Repeat the listing exactly as given, omitting every image.

━━ Supplied records ━━

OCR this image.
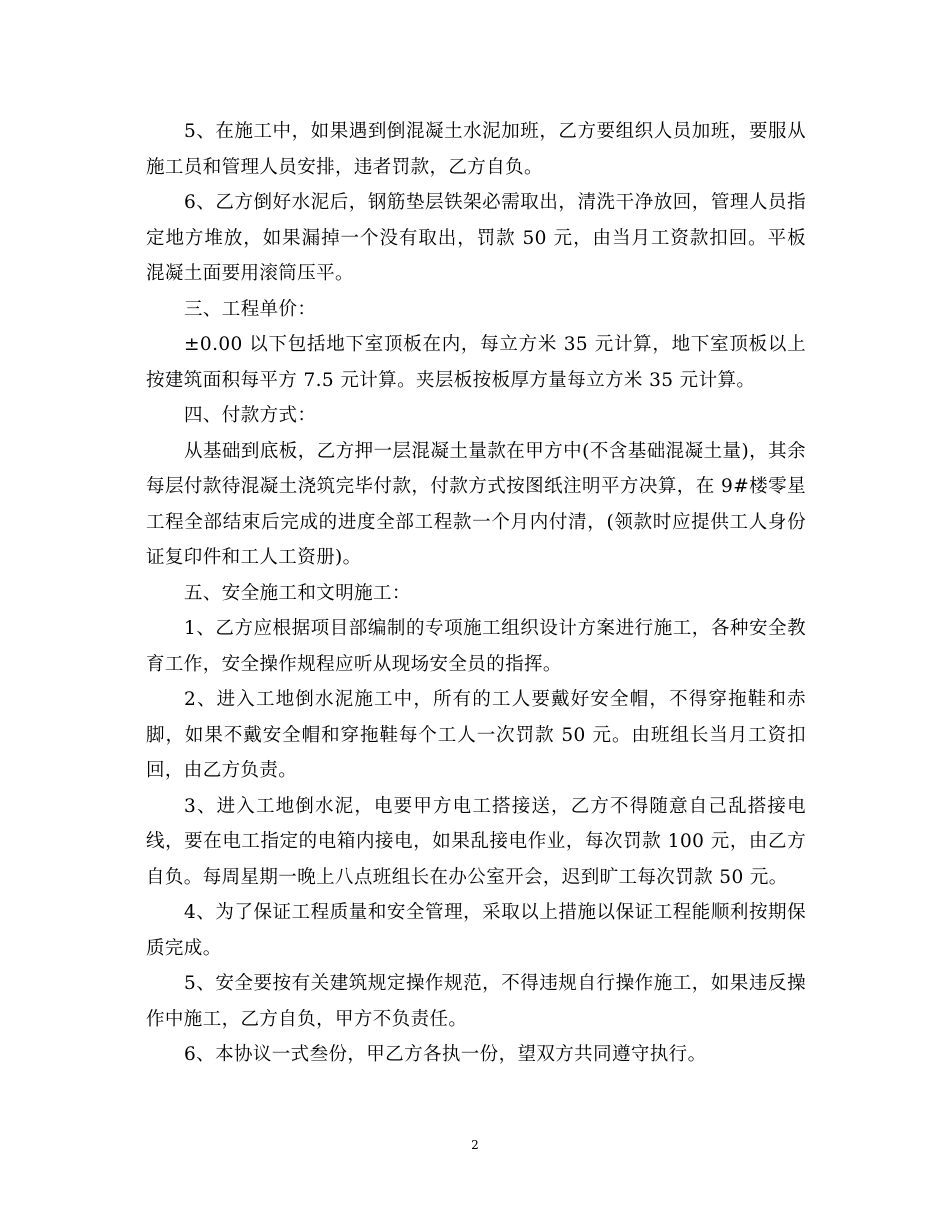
5、在施工中，如果遇到倒混凝土水泥加班，乙方要组织人员加班，要服从施工员和管理人员安排，违者罚款，乙方自负。

6、乙方倒好水泥后，钢筋垫层铁架必需取出，清洗干净放回，管理人员指定地方堆放，如果漏掉一个没有取出，罚款 50 元，由当月工资款扣回。平板混凝土面要用滚筒压平。

三、工程单价：

±0.00 以下包括地下室顶板在内，每立方米 35 元计算，地下室顶板以上按建筑面积每平方 7.5 元计算。夹层板按板厚方量每立方米 35 元计算。

四、付款方式：

从基础到底板，乙方押一层混凝土量款在甲方中(不含基础混凝土量)，其余每层付款待混凝土浇筑完毕付款，付款方式按图纸注明平方决算，在 9#楼零星工程全部结束后完成的进度全部工程款一个月内付清，(领款时应提供工人身份证复印件和工人工资册)。

五、安全施工和文明施工：

1、乙方应根据项目部编制的专项施工组织设计方案进行施工，各种安全教育工作，安全操作规程应听从现场安全员的指挥。

2、进入工地倒水泥施工中，所有的工人要戴好安全帽，不得穿拖鞋和赤脚，如果不戴安全帽和穿拖鞋每个工人一次罚款 50 元。由班组长当月工资扣回，由乙方负责。

3、进入工地倒水泥，电要甲方电工搭接送，乙方不得随意自己乱搭接电线，要在电工指定的电箱内接电，如果乱接电作业，每次罚款 100 元，由乙方自负。每周星期一晚上八点班组长在办公室开会，迟到旷工每次罚款 50 元。

4、为了保证工程质量和安全管理，采取以上措施以保证工程能顺利按期保质完成。

5、安全要按有关建筑规定操作规范，不得违规自行操作施工，如果违反操作中施工，乙方自负，甲方不负责任。

6、本协议一式叁份，甲乙方各执一份，望双方共同遵守执行。

2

━━━

**Correct answer**
OCR this image.
5、在施工中，如果遇到倒混凝土水泥加班，乙方要组织人员加班，要服从施工员和管理人员安排，违者罚款，乙方自负。

6、乙方倒好水泥后，钢筋垫层铁架必需取出，清洗干净放回，管理人员指定地方堆放，如果漏掉一个没有取出，罚款 50 元，由当月工资款扣回。平板混凝土面要用滚筒压平。

三、工程单价：

±0.00 以下包括地下室顶板在内，每立方米 35 元计算，地下室顶板以上按建筑面积每平方 7.5 元计算。夹层板按板厚方量每立方米 35 元计算。

四、付款方式：

从基础到底板，乙方押一层混凝土量款在甲方中(不含基础混凝土量)，其余每层付款待混凝土浇筑完毕付款，付款方式按图纸注明平方决算，在 9#楼零星工程全部结束后完成的进度全部工程款一个月内付清，(领款时应提供工人身份证复印件和工人工资册)。

五、安全施工和文明施工：

1、乙方应根据项目部编制的专项施工组织设计方案进行施工，各种安全教育工作，安全操作规程应听从现场安全员的指挥。

2、进入工地倒水泥施工中，所有的工人要戴好安全帽，不得穿拖鞋和赤脚，如果不戴安全帽和穿拖鞋每个工人一次罚款 50 元。由班组长当月工资扣回，由乙方负责。

3、进入工地倒水泥，电要甲方电工搭接送，乙方不得随意自己乱搭接电线，要在电工指定的电箱内接电，如果乱接电作业，每次罚款 100 元，由乙方自负。每周星期一晚上八点班组长在办公室开会，迟到旷工每次罚款 50 元。

4、为了保证工程质量和安全管理，采取以上措施以保证工程能顺利按期保质完成。

5、安全要按有关建筑规定操作规范，不得违规自行操作施工，如果违反操作中施工，乙方自负，甲方不负责任。

6、本协议一式叁份，甲乙方各执一份，望双方共同遵守执行。

2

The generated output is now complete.